=== WORK REQUIRED ===
Continue the study text below on amitriptyline side effects and CYP2D6 phenotype, picking up after its last sentence and leaving the data that follows it untouched.

=== STUDY TEXT ===
-------------------------

By assigning average threshold scores of more than 5.0 as confirmation of the presence of a SE, it was possible to qualitatively report on the occurrence of SEs relative to predicted CYP2D6 phenotype (). Using this approach, we observed that IM individuals experienced up to two SEs during the period of evaluation. In contrast, 61% (17/28) of NMs experienced SEs and 39% (11/28) did not experience any SEs. Of those NMs who experienced 1–5 SEs, 53% had an activity score of 1 (less CYP2D6 activity compared with the patients with activity scores of 1.5 or 2). Of note, the UM individual did not report any SEs. The majority of the study participants were on 25 mg of amitriptyline (i.e., 64%; 18/28) at the time of recruitment. Participants were also taking a number of other drugs during the study (5–15 drugs including CYP2D6 or CYP2C19 inhibitors). In order to compare the predicted CYP2D6 phenotypes with participant scores for the severity of SEs, data were grouped into four categories. These include: category 1, no SEs and increased CYP2D6 activity; category 2, no SEs and normal CYP2D6 activity; category 3, SEs and normal CYP2D6 activity; and category 4, SEs and decreased CYP2D6 activity.

Power calculations

Given the distribution of data generated in this pilot study, power calculations were performed to assist in the planning of a larger scale study (Supplementary Table 3). The calculations indicate that for n = 180 subjects, each measurement will have a probability of at least 0.9 of being significant. With a choice of N = 150, one measurement will have a power of slightly below 0.9.

-------------------------

Data records
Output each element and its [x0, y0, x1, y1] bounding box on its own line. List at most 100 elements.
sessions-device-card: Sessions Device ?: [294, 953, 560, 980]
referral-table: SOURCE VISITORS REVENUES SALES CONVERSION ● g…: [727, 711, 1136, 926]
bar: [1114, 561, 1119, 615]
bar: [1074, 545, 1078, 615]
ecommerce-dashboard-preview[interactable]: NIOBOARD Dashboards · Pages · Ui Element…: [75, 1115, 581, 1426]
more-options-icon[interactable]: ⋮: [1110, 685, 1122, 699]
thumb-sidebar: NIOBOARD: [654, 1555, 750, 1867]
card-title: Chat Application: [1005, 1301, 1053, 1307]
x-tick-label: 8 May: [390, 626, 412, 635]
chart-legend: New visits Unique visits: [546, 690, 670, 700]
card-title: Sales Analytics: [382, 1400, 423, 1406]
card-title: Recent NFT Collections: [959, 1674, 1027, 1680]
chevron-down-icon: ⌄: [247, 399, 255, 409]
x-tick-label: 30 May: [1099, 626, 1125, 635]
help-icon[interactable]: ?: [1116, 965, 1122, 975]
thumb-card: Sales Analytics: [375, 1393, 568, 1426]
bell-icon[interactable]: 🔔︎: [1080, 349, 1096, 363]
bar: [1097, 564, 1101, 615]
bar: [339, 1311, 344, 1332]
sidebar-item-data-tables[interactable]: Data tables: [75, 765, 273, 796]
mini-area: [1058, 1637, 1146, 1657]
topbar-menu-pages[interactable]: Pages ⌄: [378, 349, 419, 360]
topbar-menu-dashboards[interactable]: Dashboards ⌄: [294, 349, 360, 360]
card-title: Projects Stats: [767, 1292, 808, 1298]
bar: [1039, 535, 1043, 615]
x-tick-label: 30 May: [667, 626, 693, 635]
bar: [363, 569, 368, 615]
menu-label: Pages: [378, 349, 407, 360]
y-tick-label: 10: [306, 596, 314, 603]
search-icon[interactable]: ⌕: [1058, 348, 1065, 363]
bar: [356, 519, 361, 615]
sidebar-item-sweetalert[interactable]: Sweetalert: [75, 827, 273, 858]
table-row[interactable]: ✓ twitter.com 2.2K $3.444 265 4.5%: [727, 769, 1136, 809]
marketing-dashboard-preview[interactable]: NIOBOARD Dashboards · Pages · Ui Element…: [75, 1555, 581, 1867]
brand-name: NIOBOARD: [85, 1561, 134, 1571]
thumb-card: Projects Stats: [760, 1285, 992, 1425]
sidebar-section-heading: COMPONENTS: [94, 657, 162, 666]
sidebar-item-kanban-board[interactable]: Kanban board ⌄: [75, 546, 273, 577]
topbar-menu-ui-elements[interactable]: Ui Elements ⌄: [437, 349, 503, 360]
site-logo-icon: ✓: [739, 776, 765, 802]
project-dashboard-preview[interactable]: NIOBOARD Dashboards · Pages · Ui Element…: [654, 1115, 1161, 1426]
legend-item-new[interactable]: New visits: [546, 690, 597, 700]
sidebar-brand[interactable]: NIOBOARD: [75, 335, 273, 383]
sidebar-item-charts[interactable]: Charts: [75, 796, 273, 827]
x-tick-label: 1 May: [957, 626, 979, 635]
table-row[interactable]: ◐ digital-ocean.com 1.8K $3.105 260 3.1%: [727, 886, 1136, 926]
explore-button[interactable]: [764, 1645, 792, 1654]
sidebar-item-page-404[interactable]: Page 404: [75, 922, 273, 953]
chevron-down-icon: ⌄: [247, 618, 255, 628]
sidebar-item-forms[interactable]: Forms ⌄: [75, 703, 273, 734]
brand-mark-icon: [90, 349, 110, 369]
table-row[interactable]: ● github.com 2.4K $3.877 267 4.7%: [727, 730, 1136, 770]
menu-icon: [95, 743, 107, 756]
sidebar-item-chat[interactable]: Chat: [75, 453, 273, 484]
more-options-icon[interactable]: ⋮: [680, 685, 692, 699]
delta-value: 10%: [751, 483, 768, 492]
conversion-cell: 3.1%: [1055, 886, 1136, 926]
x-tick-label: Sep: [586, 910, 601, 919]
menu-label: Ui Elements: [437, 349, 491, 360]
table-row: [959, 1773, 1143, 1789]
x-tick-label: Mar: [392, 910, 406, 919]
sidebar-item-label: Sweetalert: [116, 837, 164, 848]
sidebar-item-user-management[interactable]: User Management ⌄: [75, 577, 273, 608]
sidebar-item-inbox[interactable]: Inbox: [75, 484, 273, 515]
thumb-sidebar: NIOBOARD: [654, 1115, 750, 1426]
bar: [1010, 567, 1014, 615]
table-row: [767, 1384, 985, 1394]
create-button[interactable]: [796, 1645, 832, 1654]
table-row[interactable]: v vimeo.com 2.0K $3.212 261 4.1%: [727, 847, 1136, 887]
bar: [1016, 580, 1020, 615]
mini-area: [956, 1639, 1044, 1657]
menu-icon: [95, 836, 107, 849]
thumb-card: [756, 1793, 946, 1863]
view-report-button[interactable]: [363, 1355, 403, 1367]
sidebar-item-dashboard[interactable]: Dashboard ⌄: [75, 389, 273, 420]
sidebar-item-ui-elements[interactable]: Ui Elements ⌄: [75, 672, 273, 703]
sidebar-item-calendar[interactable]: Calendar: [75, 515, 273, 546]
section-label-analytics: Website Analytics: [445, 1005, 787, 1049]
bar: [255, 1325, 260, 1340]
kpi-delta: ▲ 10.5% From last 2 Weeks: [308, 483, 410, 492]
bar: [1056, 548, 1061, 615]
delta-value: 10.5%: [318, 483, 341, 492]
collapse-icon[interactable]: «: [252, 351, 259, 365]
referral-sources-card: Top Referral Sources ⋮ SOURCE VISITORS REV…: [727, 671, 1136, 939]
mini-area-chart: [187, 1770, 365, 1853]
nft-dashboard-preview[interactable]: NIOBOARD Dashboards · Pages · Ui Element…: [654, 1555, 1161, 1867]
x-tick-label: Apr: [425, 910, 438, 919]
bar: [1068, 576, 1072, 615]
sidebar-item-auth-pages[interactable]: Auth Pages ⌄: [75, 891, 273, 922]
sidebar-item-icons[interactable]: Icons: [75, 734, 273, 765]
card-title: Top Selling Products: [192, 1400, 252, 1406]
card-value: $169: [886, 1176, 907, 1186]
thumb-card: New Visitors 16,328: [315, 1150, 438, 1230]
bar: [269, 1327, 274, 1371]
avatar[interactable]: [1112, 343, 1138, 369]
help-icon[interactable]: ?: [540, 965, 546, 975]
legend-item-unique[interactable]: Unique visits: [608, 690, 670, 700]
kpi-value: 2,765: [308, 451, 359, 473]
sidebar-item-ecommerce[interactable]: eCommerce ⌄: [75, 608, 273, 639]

-------------------------

=== RESPONSE ===
Discussion

Genetic variability of CYP2D6 & phenotype prediction

The most notable novel SNP is 2509G>T that was found in exon 5 in a Black African patient. This nonsynonymous SNP causes an amino acid change (K245N) having the potential to alter enzymatic activity. 2509G>T was observed in a CYP2D6*2/*29 genotype () and was classified as NM for this analysis. This patient experienced all SEs except dryness of eyes and mouth (subject 17 in ) which suggests that K245N may cause decreased CYP2D6 function toward amitriptyline. The variant effect predictor available through Ensemble predicted that K245N has only a moderate impact. Further functional investigations are warranted, however, to fully elucidate the consequences of this amino acid change on catalytic activity.

Although sample size was a limitation in this investigation, allele frequencies () were similar to those reported in the literature. Based on the literature for South African populations, 1–10% of the population are PM (>2% for Black Africans and 5–10% of Caucasians) [Citation22,Citation29–30]. Therefore, not having any PM patients in our cohort falls within the expected norm. Albeit that we did not find a PM subject, one UM individual was identified that is consistent with previous reports [Citation22,Citation28].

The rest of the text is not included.